[Records from a collection]
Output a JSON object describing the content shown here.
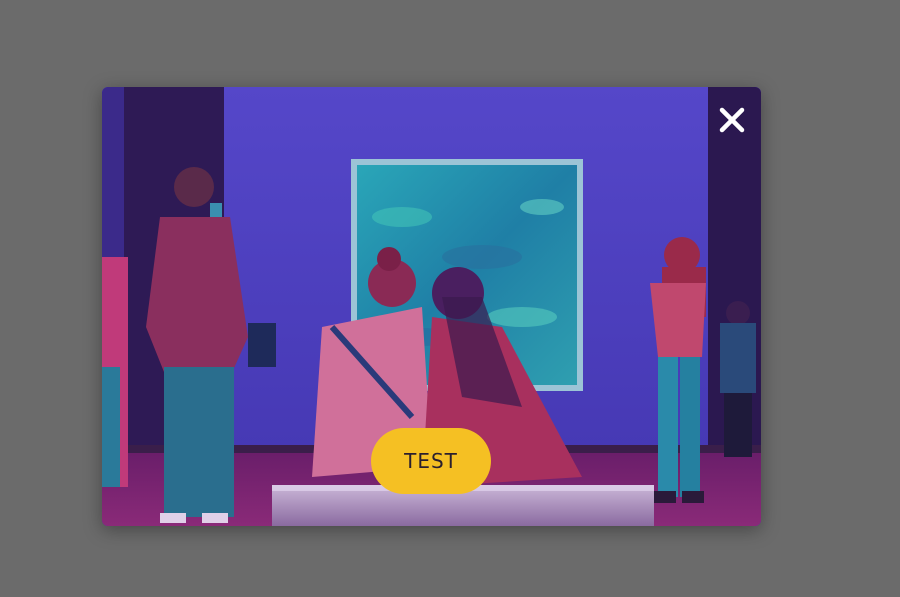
{
  "modal": {
    "close_icon": "close-icon",
    "image_description_icon": "gallery-photo",
    "cta_label": "TEST"
  },
  "colors": {
    "backdrop": "#6b6b6b",
    "wall": "#4a3fc0",
    "floor": "#7a1f6e",
    "button": "#f5c023",
    "button_text": "#2a1f2e",
    "close": "#ffffff"
  }
}
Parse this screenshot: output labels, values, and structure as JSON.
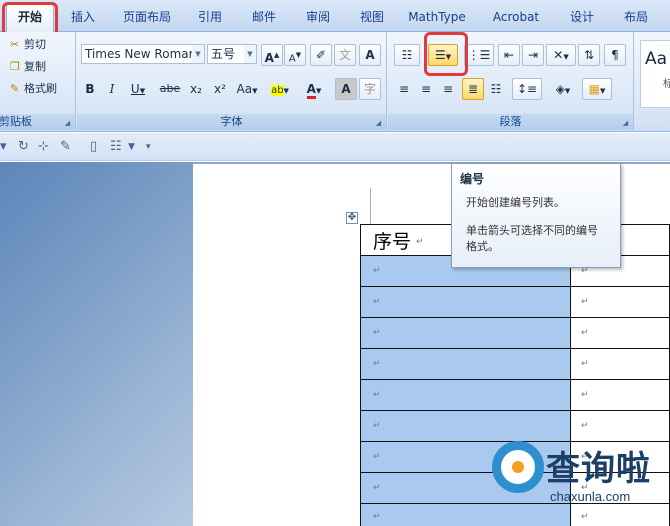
{
  "tabs": [
    "开始",
    "插入",
    "页面布局",
    "引用",
    "邮件",
    "审阅",
    "视图",
    "MathType",
    "Acrobat",
    "设计",
    "布局"
  ],
  "clipboard": {
    "cut": "剪切",
    "copy": "复制",
    "format_painter": "格式刷",
    "group_label": "剪贴板"
  },
  "font": {
    "family": "Times New Romar",
    "size": "五号",
    "grow": "A",
    "shrink": "A",
    "bold": "B",
    "italic": "I",
    "underline": "U",
    "strike": "abe",
    "subscript": "x₂",
    "superscript": "x²",
    "case": "Aa",
    "highlight": "ab",
    "color": "A",
    "shade": "A",
    "char_border": "A",
    "phonetic": "文",
    "enclose": "字",
    "group_label": "字体"
  },
  "paragraph": {
    "group_label": "段落"
  },
  "styles": {
    "sample": "Aa",
    "caption": "标"
  },
  "tooltip": {
    "title": "编号",
    "line1": "开始创建编号列表。",
    "line2": "单击箭头可选择不同的编号",
    "line3": "格式。"
  },
  "table": {
    "header": "序号",
    "mark": "↵"
  },
  "watermark": {
    "text": "查询啦",
    "url": "chaxunla.com"
  },
  "colors": {
    "highlight_red": "#e03a3a",
    "selection_blue": "#a9c9ef",
    "ribbon_text": "#15428b"
  }
}
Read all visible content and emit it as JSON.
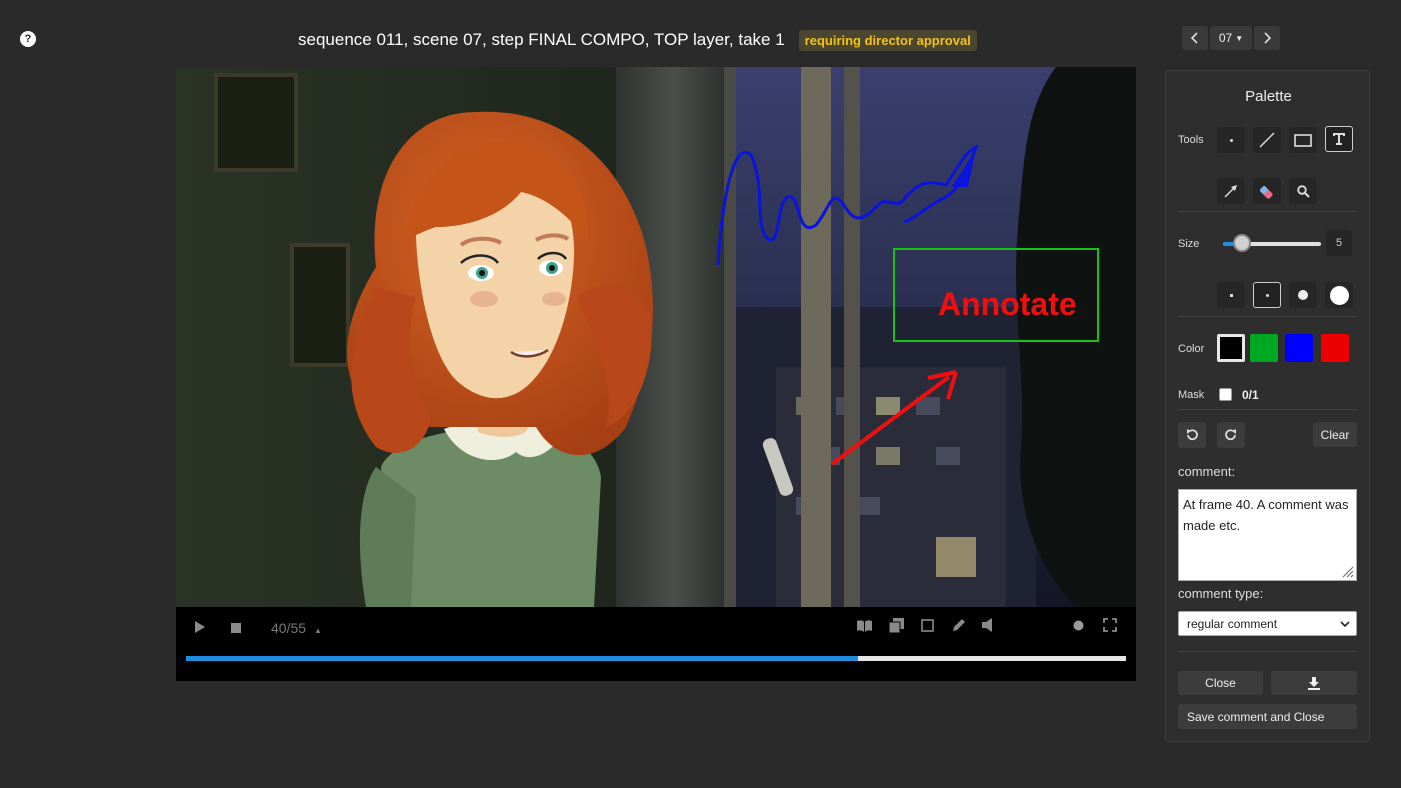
{
  "header": {
    "title": "sequence 011, scene 07, step FINAL COMPO, TOP layer, take 1",
    "status_badge": "requiring director approval",
    "help_glyph": "?"
  },
  "take_nav": {
    "selected_take": "07",
    "prev_icon": "chevron-left-icon",
    "next_icon": "chevron-right-icon"
  },
  "viewer": {
    "annotation_text": "Annotate",
    "annotation_colors": {
      "pen": "#0a14dc",
      "rect": "#18c018",
      "text": "#ee1010",
      "arrow": "#ee1010"
    }
  },
  "player": {
    "frame_counter": "40/55",
    "current_frame": 40,
    "total_frames": 55,
    "progress_fraction": 0.715,
    "progress_color": "#1d8ee0"
  },
  "palette": {
    "title": "Palette",
    "tools_label": "Tools",
    "size_label": "Size",
    "size_value": "5",
    "size_fraction": 0.13,
    "color_label": "Color",
    "colors": [
      "#000000",
      "#00a822",
      "#0000ff",
      "#ee0000"
    ],
    "selected_color": "#000000",
    "mask_label": "Mask",
    "mask_value": "0/1",
    "clear_label": "Clear",
    "comment_label": "comment:",
    "comment_text": "At frame 40. A comment was made etc.",
    "comment_type_label": "comment type:",
    "comment_type_value": "regular comment",
    "close_label": "Close",
    "save_label": "Save comment and Close"
  }
}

Aim → All the lines above are to be given again exactly as they read, with the pictures removed.

Response →
Output a JSON object describing the content shown here.
{
  "modal": {
    "close_icon": "close-icon",
    "image_description_icon": "gallery-photo",
    "cta_label": "TEST"
  },
  "colors": {
    "backdrop": "#6b6b6b",
    "wall": "#4a3fc0",
    "floor": "#7a1f6e",
    "button": "#f5c023",
    "button_text": "#2a1f2e",
    "close": "#ffffff"
  }
}
Parse this screenshot: output labels, values, and structure as JSON.
{
  "tabs": [
    "开始",
    "插入",
    "页面布局",
    "引用",
    "邮件",
    "审阅",
    "视图",
    "MathType",
    "Acrobat",
    "设计",
    "布局"
  ],
  "clipboard": {
    "cut": "剪切",
    "copy": "复制",
    "format_painter": "格式刷",
    "group_label": "剪贴板"
  },
  "font": {
    "family": "Times New Romar",
    "size": "五号",
    "grow": "A",
    "shrink": "A",
    "bold": "B",
    "italic": "I",
    "underline": "U",
    "strike": "abe",
    "subscript": "x₂",
    "superscript": "x²",
    "case": "Aa",
    "highlight": "ab",
    "color": "A",
    "shade": "A",
    "char_border": "A",
    "phonetic": "文",
    "enclose": "字",
    "group_label": "字体"
  },
  "paragraph": {
    "group_label": "段落"
  },
  "styles": {
    "sample": "Aa",
    "caption": "标"
  },
  "tooltip": {
    "title": "编号",
    "line1": "开始创建编号列表。",
    "line2": "单击箭头可选择不同的编号",
    "line3": "格式。"
  },
  "table": {
    "header": "序号",
    "mark": "↵"
  },
  "watermark": {
    "text": "查询啦",
    "url": "chaxunla.com"
  },
  "colors": {
    "highlight_red": "#e03a3a",
    "selection_blue": "#a9c9ef",
    "ribbon_text": "#15428b"
  }
}
Read all visible content and emit it as JSON.
{
  "header": {
    "title": "sequence 011, scene 07, step FINAL COMPO, TOP layer, take 1",
    "status_badge": "requiring director approval",
    "help_glyph": "?"
  },
  "take_nav": {
    "selected_take": "07",
    "prev_icon": "chevron-left-icon",
    "next_icon": "chevron-right-icon"
  },
  "viewer": {
    "annotation_text": "Annotate",
    "annotation_colors": {
      "pen": "#0a14dc",
      "rect": "#18c018",
      "text": "#ee1010",
      "arrow": "#ee1010"
    }
  },
  "player": {
    "frame_counter": "40/55",
    "current_frame": 40,
    "total_frames": 55,
    "progress_fraction": 0.715,
    "progress_color": "#1d8ee0"
  },
  "palette": {
    "title": "Palette",
    "tools_label": "Tools",
    "size_label": "Size",
    "size_value": "5",
    "size_fraction": 0.13,
    "color_label": "Color",
    "colors": [
      "#000000",
      "#00a822",
      "#0000ff",
      "#ee0000"
    ],
    "selected_color": "#000000",
    "mask_label": "Mask",
    "mask_value": "0/1",
    "clear_label": "Clear",
    "comment_label": "comment:",
    "comment_text": "At frame 40. A comment was made etc.",
    "comment_type_label": "comment type:",
    "comment_type_value": "regular comment",
    "close_label": "Close",
    "save_label": "Save comment and Close"
  }
}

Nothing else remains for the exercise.